Chart and figure data
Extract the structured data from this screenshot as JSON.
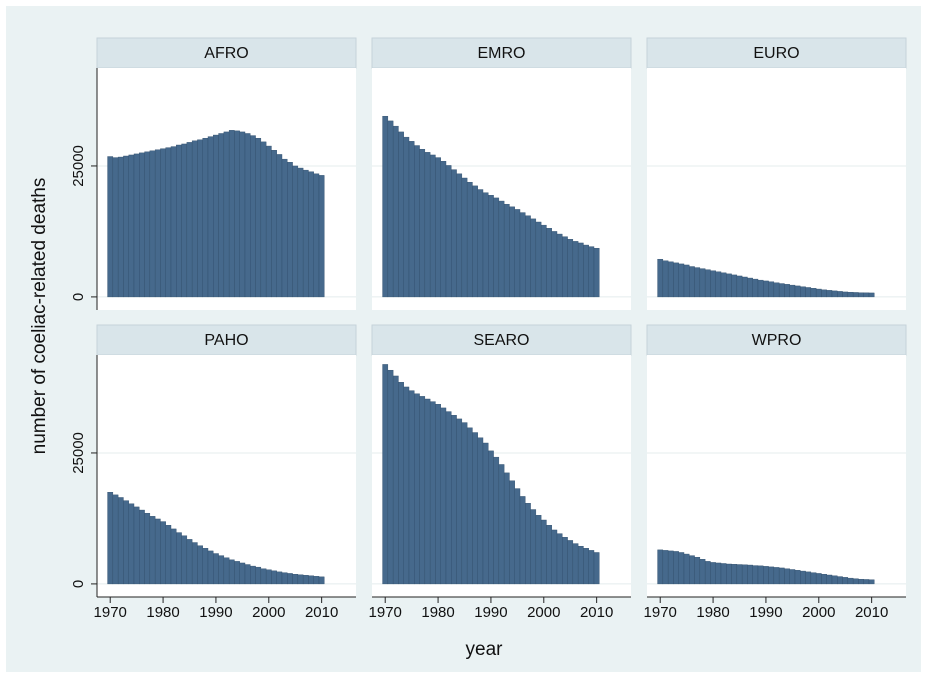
{
  "chart_data": {
    "type": "bar",
    "x_label": "year",
    "y_label": "number of coeliac-related deaths",
    "color": "#46698c",
    "grid": true,
    "x": [
      1970,
      1971,
      1972,
      1973,
      1974,
      1975,
      1976,
      1977,
      1978,
      1979,
      1980,
      1981,
      1982,
      1983,
      1984,
      1985,
      1986,
      1987,
      1988,
      1989,
      1990,
      1991,
      1992,
      1993,
      1994,
      1995,
      1996,
      1997,
      1998,
      1999,
      2000,
      2001,
      2002,
      2003,
      2004,
      2005,
      2006,
      2007,
      2008,
      2009,
      2010
    ],
    "xlim": [
      1967.5,
      2016.5
    ],
    "xticks": [
      1970,
      1980,
      1990,
      2000,
      2010
    ],
    "ylim": [
      -2500,
      43700
    ],
    "yticks": [
      0,
      25000
    ],
    "series": [
      {
        "name": "AFRO",
        "values": [
          26800,
          26600,
          26700,
          26900,
          27100,
          27300,
          27500,
          27700,
          27900,
          28100,
          28300,
          28500,
          28700,
          29000,
          29200,
          29500,
          29800,
          30000,
          30300,
          30600,
          30900,
          31200,
          31500,
          31800,
          31700,
          31500,
          31200,
          30800,
          30300,
          29600,
          28800,
          28000,
          27200,
          26300,
          25700,
          25000,
          24600,
          24200,
          23900,
          23500,
          23200
        ]
      },
      {
        "name": "EMRO",
        "values": [
          34500,
          33600,
          32600,
          31500,
          30500,
          29700,
          28900,
          28200,
          27600,
          27100,
          26600,
          25900,
          25100,
          24300,
          23500,
          22700,
          21900,
          21200,
          20500,
          19900,
          19400,
          18900,
          18300,
          17700,
          17200,
          16700,
          16100,
          15500,
          14900,
          14300,
          13700,
          13100,
          12500,
          12000,
          11500,
          11000,
          10600,
          10300,
          9900,
          9600,
          9300
        ]
      },
      {
        "name": "EURO",
        "values": [
          7200,
          6900,
          6700,
          6500,
          6300,
          6100,
          5800,
          5600,
          5400,
          5200,
          5000,
          4800,
          4600,
          4400,
          4200,
          4000,
          3800,
          3600,
          3400,
          3200,
          3050,
          2900,
          2700,
          2550,
          2400,
          2250,
          2100,
          1950,
          1800,
          1650,
          1500,
          1350,
          1250,
          1150,
          1050,
          950,
          900,
          850,
          800,
          780,
          760
        ]
      },
      {
        "name": "PAHO",
        "values": [
          17500,
          17000,
          16500,
          15900,
          15300,
          14700,
          14100,
          13500,
          12900,
          12400,
          11900,
          11200,
          10500,
          9800,
          9200,
          8500,
          7900,
          7300,
          6800,
          6300,
          5800,
          5400,
          5000,
          4600,
          4300,
          4000,
          3700,
          3400,
          3200,
          2900,
          2700,
          2500,
          2300,
          2150,
          2000,
          1850,
          1750,
          1650,
          1550,
          1450,
          1350
        ]
      },
      {
        "name": "SEARO",
        "values": [
          41900,
          40800,
          39700,
          38500,
          37600,
          36900,
          36300,
          35800,
          35300,
          34800,
          34300,
          33600,
          32900,
          32200,
          31500,
          30800,
          29800,
          28900,
          27900,
          26900,
          25400,
          24200,
          22800,
          21200,
          19700,
          18200,
          16700,
          15400,
          14200,
          13100,
          12200,
          11200,
          10300,
          9600,
          8900,
          8300,
          7700,
          7200,
          6800,
          6400,
          6000
        ]
      },
      {
        "name": "WPRO",
        "values": [
          6500,
          6400,
          6300,
          6200,
          6000,
          5700,
          5400,
          5100,
          4700,
          4300,
          4100,
          4000,
          3900,
          3800,
          3750,
          3700,
          3650,
          3600,
          3500,
          3450,
          3350,
          3250,
          3150,
          3050,
          2900,
          2750,
          2600,
          2450,
          2300,
          2150,
          2000,
          1850,
          1700,
          1550,
          1400,
          1250,
          1100,
          1000,
          900,
          850,
          800
        ]
      }
    ]
  }
}
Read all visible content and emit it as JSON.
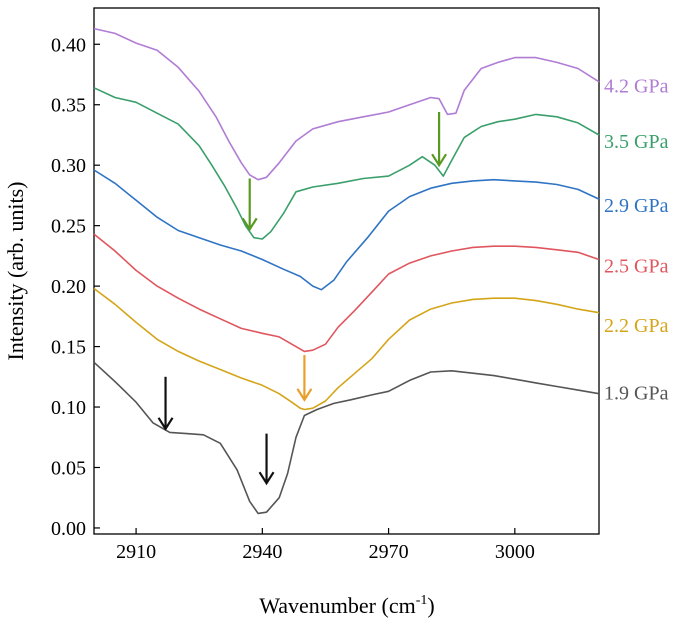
{
  "chart_data": {
    "type": "line",
    "title": "",
    "xlabel_main": "Wavenumber (cm",
    "xlabel_sup": "-1",
    "xlabel_close": ")",
    "ylabel": "Intensity (arb. units)",
    "xlim": [
      2900,
      3020
    ],
    "ylim": [
      -0.005,
      0.43
    ],
    "xticks": [
      2910,
      2940,
      2970,
      3000
    ],
    "yticks": [
      0.0,
      0.05,
      0.1,
      0.15,
      0.2,
      0.25,
      0.3,
      0.35,
      0.4
    ],
    "yticks_text": [
      "0.00",
      "0.05",
      "0.10",
      "0.15",
      "0.20",
      "0.25",
      "0.30",
      "0.35",
      "0.40"
    ],
    "series": [
      {
        "name": "1.9 GPa",
        "color": "#555555",
        "x": [
          2900,
          2905,
          2910,
          2914,
          2918,
          2922,
          2926,
          2930,
          2934,
          2937,
          2939,
          2941,
          2944,
          2946,
          2948,
          2950,
          2953,
          2957,
          2961,
          2966,
          2970,
          2975,
          2980,
          2985,
          2990,
          2995,
          3000,
          3005,
          3010,
          3015,
          3020
        ],
        "y": [
          0.137,
          0.121,
          0.104,
          0.087,
          0.079,
          0.078,
          0.077,
          0.07,
          0.048,
          0.022,
          0.012,
          0.013,
          0.025,
          0.045,
          0.075,
          0.093,
          0.098,
          0.103,
          0.106,
          0.11,
          0.113,
          0.122,
          0.129,
          0.13,
          0.128,
          0.126,
          0.123,
          0.12,
          0.117,
          0.114,
          0.111
        ]
      },
      {
        "name": "2.2 GPa",
        "color": "#d4a519",
        "x": [
          2900,
          2905,
          2910,
          2915,
          2920,
          2925,
          2930,
          2935,
          2940,
          2944,
          2947,
          2949,
          2950,
          2952,
          2955,
          2958,
          2962,
          2966,
          2970,
          2975,
          2980,
          2985,
          2990,
          2995,
          3000,
          3005,
          3010,
          3015,
          3020
        ],
        "y": [
          0.198,
          0.185,
          0.17,
          0.156,
          0.146,
          0.138,
          0.131,
          0.124,
          0.118,
          0.111,
          0.104,
          0.099,
          0.098,
          0.099,
          0.105,
          0.116,
          0.128,
          0.14,
          0.156,
          0.172,
          0.181,
          0.186,
          0.189,
          0.19,
          0.19,
          0.188,
          0.185,
          0.181,
          0.178
        ]
      },
      {
        "name": "2.5 GPa",
        "color": "#e0565e",
        "x": [
          2900,
          2905,
          2910,
          2915,
          2920,
          2925,
          2930,
          2935,
          2940,
          2944,
          2947,
          2950,
          2952,
          2955,
          2958,
          2962,
          2966,
          2970,
          2975,
          2980,
          2985,
          2990,
          2995,
          3000,
          3005,
          3010,
          3015,
          3020
        ],
        "y": [
          0.243,
          0.229,
          0.213,
          0.2,
          0.19,
          0.181,
          0.173,
          0.165,
          0.161,
          0.158,
          0.152,
          0.146,
          0.147,
          0.152,
          0.166,
          0.18,
          0.195,
          0.21,
          0.219,
          0.225,
          0.229,
          0.232,
          0.233,
          0.233,
          0.232,
          0.23,
          0.228,
          0.222
        ]
      },
      {
        "name": "2.9 GPa",
        "color": "#2f74c4",
        "x": [
          2900,
          2905,
          2910,
          2915,
          2920,
          2925,
          2930,
          2935,
          2940,
          2945,
          2949,
          2952,
          2954,
          2957,
          2960,
          2965,
          2970,
          2975,
          2980,
          2985,
          2990,
          2995,
          3000,
          3005,
          3010,
          3015,
          3020
        ],
        "y": [
          0.296,
          0.285,
          0.271,
          0.257,
          0.246,
          0.24,
          0.234,
          0.229,
          0.222,
          0.214,
          0.208,
          0.2,
          0.197,
          0.205,
          0.22,
          0.24,
          0.262,
          0.274,
          0.281,
          0.285,
          0.287,
          0.288,
          0.287,
          0.286,
          0.284,
          0.28,
          0.272
        ]
      },
      {
        "name": "3.5 GPa",
        "color": "#3a9f6b",
        "x": [
          2900,
          2905,
          2910,
          2915,
          2920,
          2925,
          2928,
          2931,
          2934,
          2936,
          2938,
          2940,
          2942,
          2945,
          2948,
          2952,
          2958,
          2964,
          2970,
          2975,
          2978,
          2981,
          2983,
          2985,
          2988,
          2992,
          2996,
          3000,
          3005,
          3010,
          3015,
          3020
        ],
        "y": [
          0.364,
          0.356,
          0.352,
          0.343,
          0.334,
          0.316,
          0.3,
          0.283,
          0.264,
          0.25,
          0.24,
          0.239,
          0.245,
          0.26,
          0.278,
          0.282,
          0.285,
          0.289,
          0.291,
          0.3,
          0.307,
          0.3,
          0.291,
          0.304,
          0.323,
          0.332,
          0.336,
          0.338,
          0.342,
          0.34,
          0.335,
          0.325
        ]
      },
      {
        "name": "4.2 GPa",
        "color": "#b07cd4",
        "x": [
          2900,
          2905,
          2910,
          2915,
          2920,
          2925,
          2929,
          2932,
          2935,
          2937,
          2939,
          2941,
          2944,
          2948,
          2952,
          2958,
          2964,
          2970,
          2975,
          2980,
          2982,
          2984,
          2986,
          2988,
          2992,
          2996,
          3000,
          3005,
          3010,
          3015,
          3020
        ],
        "y": [
          0.413,
          0.409,
          0.401,
          0.395,
          0.381,
          0.361,
          0.34,
          0.32,
          0.302,
          0.292,
          0.288,
          0.29,
          0.302,
          0.32,
          0.33,
          0.336,
          0.34,
          0.344,
          0.35,
          0.356,
          0.355,
          0.342,
          0.343,
          0.362,
          0.38,
          0.385,
          0.389,
          0.389,
          0.385,
          0.38,
          0.369
        ]
      }
    ],
    "arrows": [
      {
        "name": "black-arrow-1",
        "x": 2917,
        "y_tail": 0.125,
        "y_head": 0.082,
        "color": "#111111"
      },
      {
        "name": "black-arrow-2",
        "x": 2941,
        "y_tail": 0.078,
        "y_head": 0.037,
        "color": "#111111"
      },
      {
        "name": "orange-arrow",
        "x": 2950,
        "y_tail": 0.143,
        "y_head": 0.106,
        "color": "#e8a02a"
      },
      {
        "name": "green-arrow-1",
        "x": 2937,
        "y_tail": 0.289,
        "y_head": 0.247,
        "color": "#5a9a23"
      },
      {
        "name": "green-arrow-2",
        "x": 2982,
        "y_tail": 0.344,
        "y_head": 0.3,
        "color": "#5a9a23"
      }
    ],
    "labels": [
      {
        "name": "label-4-2",
        "text": "4.2 GPa",
        "y": 0.366,
        "color": "#b07cd4"
      },
      {
        "name": "label-3-5",
        "text": "3.5 GPa",
        "y": 0.32,
        "color": "#3a9f6b"
      },
      {
        "name": "label-2-9",
        "text": "2.9 GPa",
        "y": 0.267,
        "color": "#2f74c4"
      },
      {
        "name": "label-2-5",
        "text": "2.5 GPa",
        "y": 0.217,
        "color": "#e0565e"
      },
      {
        "name": "label-2-2",
        "text": "2.2 GPa",
        "y": 0.168,
        "color": "#d4a519"
      },
      {
        "name": "label-1-9",
        "text": "1.9 GPa",
        "y": 0.112,
        "color": "#555555"
      }
    ]
  }
}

WHAT YOU NEED TO DO
Search the data above for the string "black" and return every line that has it.

CORRECT RESPONSE
        "name": "black-arrow-1",
        "name": "black-arrow-2",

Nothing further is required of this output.